**Task objective**
In the listing below, identify each line with the word "総資産額" and return those lines.
---*---
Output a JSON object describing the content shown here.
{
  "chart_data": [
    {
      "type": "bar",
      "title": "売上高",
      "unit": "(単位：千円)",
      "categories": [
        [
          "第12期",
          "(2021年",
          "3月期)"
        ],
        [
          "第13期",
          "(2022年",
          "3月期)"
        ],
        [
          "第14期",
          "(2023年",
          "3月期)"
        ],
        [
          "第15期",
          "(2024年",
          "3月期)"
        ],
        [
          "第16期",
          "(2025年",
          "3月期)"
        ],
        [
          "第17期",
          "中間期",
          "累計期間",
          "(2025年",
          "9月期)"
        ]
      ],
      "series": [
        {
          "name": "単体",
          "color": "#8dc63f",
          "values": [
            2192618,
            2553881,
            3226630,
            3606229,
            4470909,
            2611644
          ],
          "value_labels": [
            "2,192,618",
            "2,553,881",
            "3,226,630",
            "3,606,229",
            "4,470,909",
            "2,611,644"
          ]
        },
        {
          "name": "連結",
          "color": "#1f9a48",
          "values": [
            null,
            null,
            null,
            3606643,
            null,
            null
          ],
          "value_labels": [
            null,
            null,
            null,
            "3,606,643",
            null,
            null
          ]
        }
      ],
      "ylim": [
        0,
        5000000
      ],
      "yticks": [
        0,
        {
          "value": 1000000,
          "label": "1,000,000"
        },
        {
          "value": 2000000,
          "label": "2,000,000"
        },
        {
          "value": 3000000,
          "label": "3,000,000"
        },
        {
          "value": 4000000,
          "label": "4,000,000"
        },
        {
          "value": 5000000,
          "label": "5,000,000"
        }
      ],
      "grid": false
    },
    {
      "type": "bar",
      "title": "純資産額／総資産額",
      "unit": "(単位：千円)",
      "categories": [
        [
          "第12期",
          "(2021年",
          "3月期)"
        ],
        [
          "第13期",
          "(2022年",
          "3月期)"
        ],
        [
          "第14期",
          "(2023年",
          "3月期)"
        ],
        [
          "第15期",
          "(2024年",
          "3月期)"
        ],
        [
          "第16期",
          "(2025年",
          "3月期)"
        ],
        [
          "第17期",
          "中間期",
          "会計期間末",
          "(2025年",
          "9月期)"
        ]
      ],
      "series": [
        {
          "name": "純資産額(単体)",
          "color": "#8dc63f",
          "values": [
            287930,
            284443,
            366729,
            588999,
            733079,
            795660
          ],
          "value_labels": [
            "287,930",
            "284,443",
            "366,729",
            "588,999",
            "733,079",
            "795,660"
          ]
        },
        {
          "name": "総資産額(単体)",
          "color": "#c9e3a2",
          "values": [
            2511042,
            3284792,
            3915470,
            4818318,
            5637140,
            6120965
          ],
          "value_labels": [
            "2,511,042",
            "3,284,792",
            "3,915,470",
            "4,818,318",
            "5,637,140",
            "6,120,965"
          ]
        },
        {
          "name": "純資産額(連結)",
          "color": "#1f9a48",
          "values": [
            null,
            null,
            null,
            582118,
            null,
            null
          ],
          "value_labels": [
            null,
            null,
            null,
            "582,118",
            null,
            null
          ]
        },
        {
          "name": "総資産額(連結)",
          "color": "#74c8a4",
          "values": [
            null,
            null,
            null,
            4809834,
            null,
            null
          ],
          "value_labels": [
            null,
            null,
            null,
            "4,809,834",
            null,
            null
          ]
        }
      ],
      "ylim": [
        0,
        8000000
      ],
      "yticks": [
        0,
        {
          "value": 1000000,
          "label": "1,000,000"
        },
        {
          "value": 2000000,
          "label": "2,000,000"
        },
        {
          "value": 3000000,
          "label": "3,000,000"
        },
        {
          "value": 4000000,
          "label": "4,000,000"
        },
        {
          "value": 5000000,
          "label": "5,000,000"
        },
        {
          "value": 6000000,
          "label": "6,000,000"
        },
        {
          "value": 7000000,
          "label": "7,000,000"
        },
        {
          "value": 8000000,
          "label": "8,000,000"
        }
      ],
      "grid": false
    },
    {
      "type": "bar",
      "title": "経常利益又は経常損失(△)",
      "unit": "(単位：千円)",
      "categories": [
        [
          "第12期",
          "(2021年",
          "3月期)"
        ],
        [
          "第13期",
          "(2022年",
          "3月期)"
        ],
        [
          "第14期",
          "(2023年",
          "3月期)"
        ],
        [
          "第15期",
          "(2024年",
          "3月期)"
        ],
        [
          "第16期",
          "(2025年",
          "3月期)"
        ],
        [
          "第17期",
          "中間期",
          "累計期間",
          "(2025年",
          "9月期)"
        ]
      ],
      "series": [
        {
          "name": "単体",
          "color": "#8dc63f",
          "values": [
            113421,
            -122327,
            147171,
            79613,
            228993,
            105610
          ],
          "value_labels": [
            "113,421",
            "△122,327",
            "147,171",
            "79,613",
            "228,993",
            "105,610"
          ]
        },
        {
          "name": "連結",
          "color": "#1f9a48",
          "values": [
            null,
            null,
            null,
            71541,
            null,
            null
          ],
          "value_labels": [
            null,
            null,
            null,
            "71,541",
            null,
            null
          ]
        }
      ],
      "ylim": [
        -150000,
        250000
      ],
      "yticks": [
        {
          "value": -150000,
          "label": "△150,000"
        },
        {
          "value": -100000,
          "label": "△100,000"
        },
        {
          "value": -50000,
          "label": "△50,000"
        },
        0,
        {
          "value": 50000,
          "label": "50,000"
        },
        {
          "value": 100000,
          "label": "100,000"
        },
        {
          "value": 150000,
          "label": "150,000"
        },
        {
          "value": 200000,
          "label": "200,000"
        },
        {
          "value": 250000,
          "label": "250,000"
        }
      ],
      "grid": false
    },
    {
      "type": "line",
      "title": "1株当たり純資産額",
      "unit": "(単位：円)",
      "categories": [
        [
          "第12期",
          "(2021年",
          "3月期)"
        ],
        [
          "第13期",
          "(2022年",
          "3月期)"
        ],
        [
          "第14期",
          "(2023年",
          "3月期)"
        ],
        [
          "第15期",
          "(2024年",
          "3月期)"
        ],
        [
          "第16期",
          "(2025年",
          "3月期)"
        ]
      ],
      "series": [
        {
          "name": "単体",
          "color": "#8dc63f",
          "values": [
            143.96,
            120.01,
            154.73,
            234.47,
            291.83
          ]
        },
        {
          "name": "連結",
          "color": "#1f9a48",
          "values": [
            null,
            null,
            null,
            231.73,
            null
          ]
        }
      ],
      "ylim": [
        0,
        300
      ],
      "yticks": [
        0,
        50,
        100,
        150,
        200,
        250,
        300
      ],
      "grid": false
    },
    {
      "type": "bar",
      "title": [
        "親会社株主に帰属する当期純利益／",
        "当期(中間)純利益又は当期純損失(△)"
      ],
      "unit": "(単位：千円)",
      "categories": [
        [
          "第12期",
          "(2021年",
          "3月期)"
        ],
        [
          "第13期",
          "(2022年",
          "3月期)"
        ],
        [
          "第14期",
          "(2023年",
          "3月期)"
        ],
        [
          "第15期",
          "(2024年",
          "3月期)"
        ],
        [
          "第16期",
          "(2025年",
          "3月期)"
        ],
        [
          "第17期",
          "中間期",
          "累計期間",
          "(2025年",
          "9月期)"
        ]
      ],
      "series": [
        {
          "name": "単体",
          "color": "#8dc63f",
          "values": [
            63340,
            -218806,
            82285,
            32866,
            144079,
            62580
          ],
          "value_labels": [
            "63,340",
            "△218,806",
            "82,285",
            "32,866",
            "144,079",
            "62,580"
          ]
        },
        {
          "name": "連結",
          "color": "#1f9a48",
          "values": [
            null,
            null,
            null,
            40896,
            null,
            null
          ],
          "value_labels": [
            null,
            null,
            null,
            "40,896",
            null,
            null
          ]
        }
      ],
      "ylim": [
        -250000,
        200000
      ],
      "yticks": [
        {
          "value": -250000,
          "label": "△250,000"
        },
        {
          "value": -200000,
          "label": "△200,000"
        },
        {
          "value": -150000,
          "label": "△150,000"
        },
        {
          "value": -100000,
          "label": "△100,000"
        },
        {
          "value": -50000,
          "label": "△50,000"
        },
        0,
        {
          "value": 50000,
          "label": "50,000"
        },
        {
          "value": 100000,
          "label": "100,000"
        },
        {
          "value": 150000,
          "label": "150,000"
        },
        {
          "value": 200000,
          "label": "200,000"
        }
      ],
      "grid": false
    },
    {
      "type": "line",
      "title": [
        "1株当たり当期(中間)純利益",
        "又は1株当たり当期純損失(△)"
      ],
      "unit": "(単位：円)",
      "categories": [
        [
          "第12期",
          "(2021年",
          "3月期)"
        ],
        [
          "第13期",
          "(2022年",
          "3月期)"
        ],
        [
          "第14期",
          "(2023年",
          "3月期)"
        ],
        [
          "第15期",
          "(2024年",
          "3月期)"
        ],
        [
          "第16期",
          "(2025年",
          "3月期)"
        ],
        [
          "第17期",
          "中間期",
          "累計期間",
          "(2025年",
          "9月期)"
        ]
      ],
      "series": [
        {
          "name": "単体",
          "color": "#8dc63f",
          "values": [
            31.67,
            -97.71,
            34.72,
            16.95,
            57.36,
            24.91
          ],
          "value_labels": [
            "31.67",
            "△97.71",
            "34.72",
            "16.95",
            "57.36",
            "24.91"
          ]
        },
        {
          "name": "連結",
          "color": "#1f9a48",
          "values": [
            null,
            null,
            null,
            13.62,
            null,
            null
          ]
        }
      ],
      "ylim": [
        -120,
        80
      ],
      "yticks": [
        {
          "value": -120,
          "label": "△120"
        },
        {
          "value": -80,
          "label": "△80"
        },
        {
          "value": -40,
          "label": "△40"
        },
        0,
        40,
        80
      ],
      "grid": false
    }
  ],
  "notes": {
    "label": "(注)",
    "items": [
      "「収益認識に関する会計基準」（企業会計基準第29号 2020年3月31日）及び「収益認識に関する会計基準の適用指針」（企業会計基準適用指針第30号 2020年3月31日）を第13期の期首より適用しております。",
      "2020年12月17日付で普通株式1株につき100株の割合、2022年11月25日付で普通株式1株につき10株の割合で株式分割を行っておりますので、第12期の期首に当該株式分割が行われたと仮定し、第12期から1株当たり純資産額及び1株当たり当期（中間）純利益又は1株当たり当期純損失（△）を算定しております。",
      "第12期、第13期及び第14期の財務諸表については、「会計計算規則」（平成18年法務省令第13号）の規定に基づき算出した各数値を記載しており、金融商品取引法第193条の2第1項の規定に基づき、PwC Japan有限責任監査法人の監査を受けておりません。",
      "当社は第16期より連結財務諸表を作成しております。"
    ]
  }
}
---*---
**Written answer**
      "title": "純資産額／総資産額",
          "name": "総資産額(単体)",
          "name": "総資産額(連結)",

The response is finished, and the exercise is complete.